"""
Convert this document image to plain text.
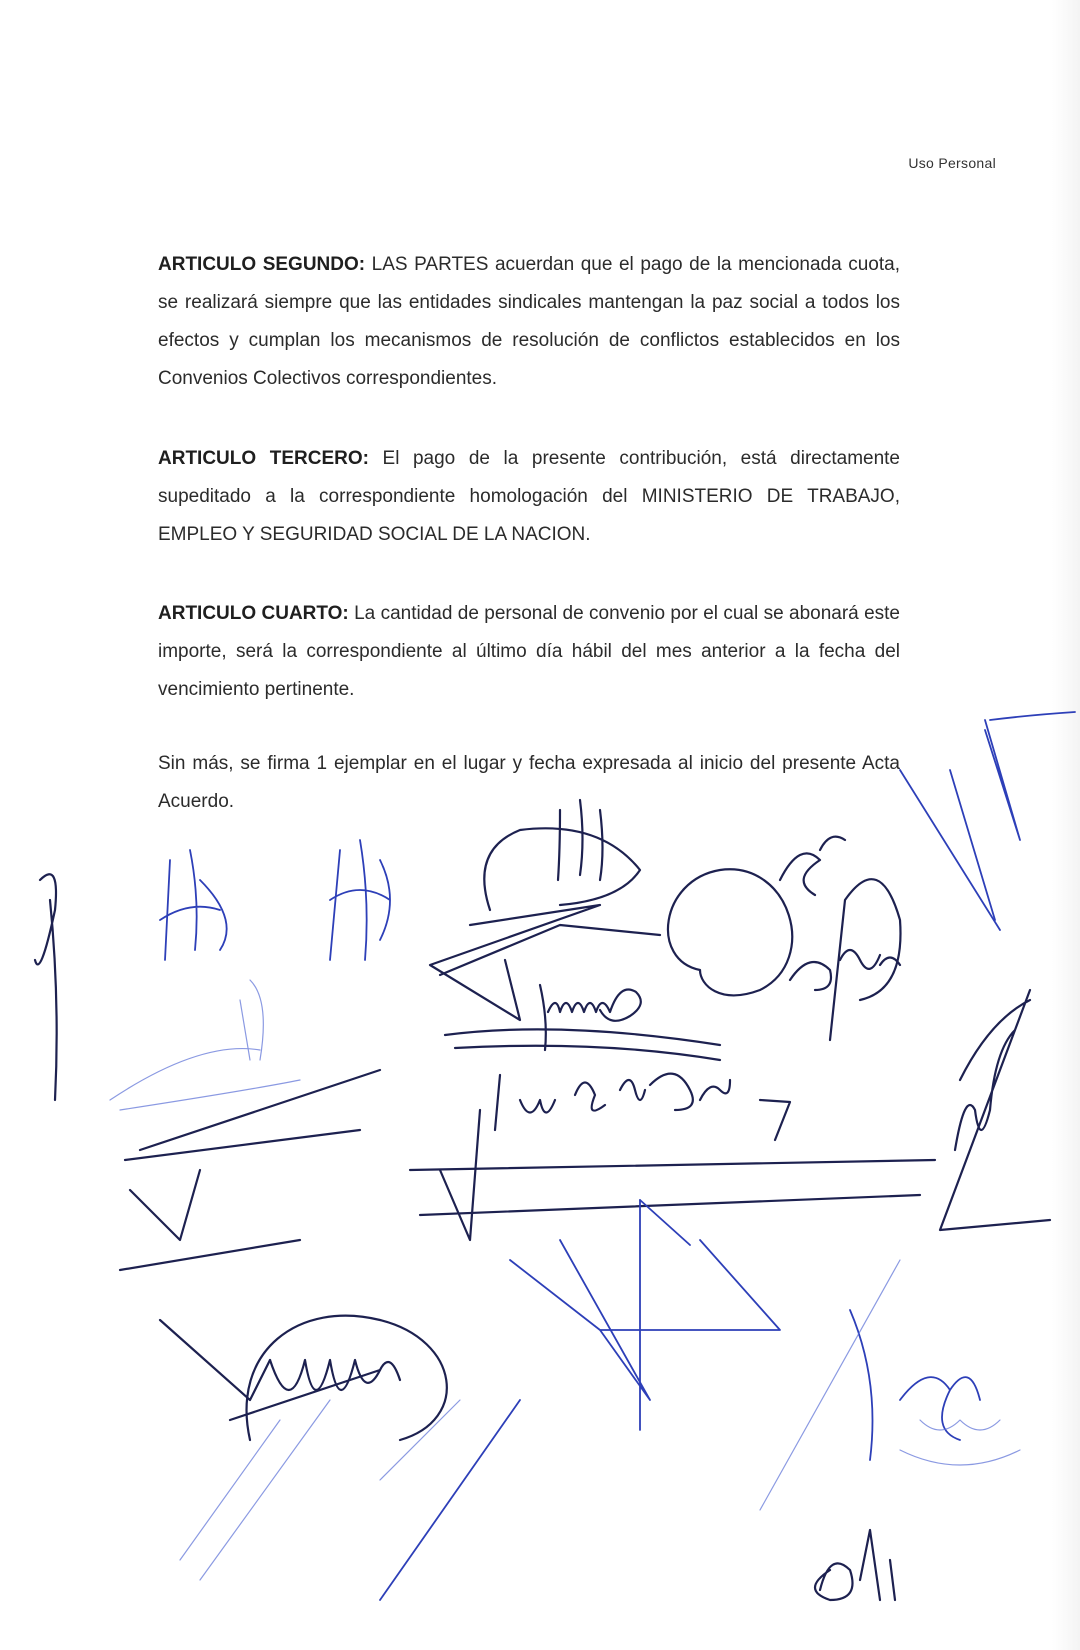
Uso Personal

ARTICULO SEGUNDO: LAS PARTES acuerdan que el pago de la mencionada cuota, se realizará siempre que las entidades sindicales mantengan la paz social a todos los efectos y cumplan los mecanismos de resolución de conflictos establecidos en los Convenios Colectivos correspondientes.

ARTICULO TERCERO: El pago de la presente contribución, está directamente supeditado a la correspondiente homologación del MINISTERIO DE TRABAJO, EMPLEO Y SEGURIDAD SOCIAL DE LA NACION.

ARTICULO CUARTO: La cantidad de personal de convenio por el cual se abonará este importe, será la correspondiente al último día hábil del mes anterior a la fecha del vencimiento pertinente.

Sin más, se firma 1 ejemplar en el lugar y fecha expresada al inicio del presente Acta Acuerdo.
"""
Objective
A faithful copy of the records above is needed, with the pictures left out.

Correct result
Convert this document image to plain text.
Uso Personal

ARTICULO SEGUNDO: LAS PARTES acuerdan que el pago de la mencionada cuota, se realizará siempre que las entidades sindicales mantengan la paz social a todos los efectos y cumplan los mecanismos de resolución de conflictos establecidos en los Convenios Colectivos correspondientes.

ARTICULO TERCERO: El pago de la presente contribución, está directamente supeditado a la correspondiente homologación del MINISTERIO DE TRABAJO, EMPLEO Y SEGURIDAD SOCIAL DE LA NACION.

ARTICULO CUARTO: La cantidad de personal de convenio por el cual se abonará este importe, será la correspondiente al último día hábil del mes anterior a la fecha del vencimiento pertinente.

Sin más, se firma 1 ejemplar en el lugar y fecha expresada al inicio del presente Acta Acuerdo.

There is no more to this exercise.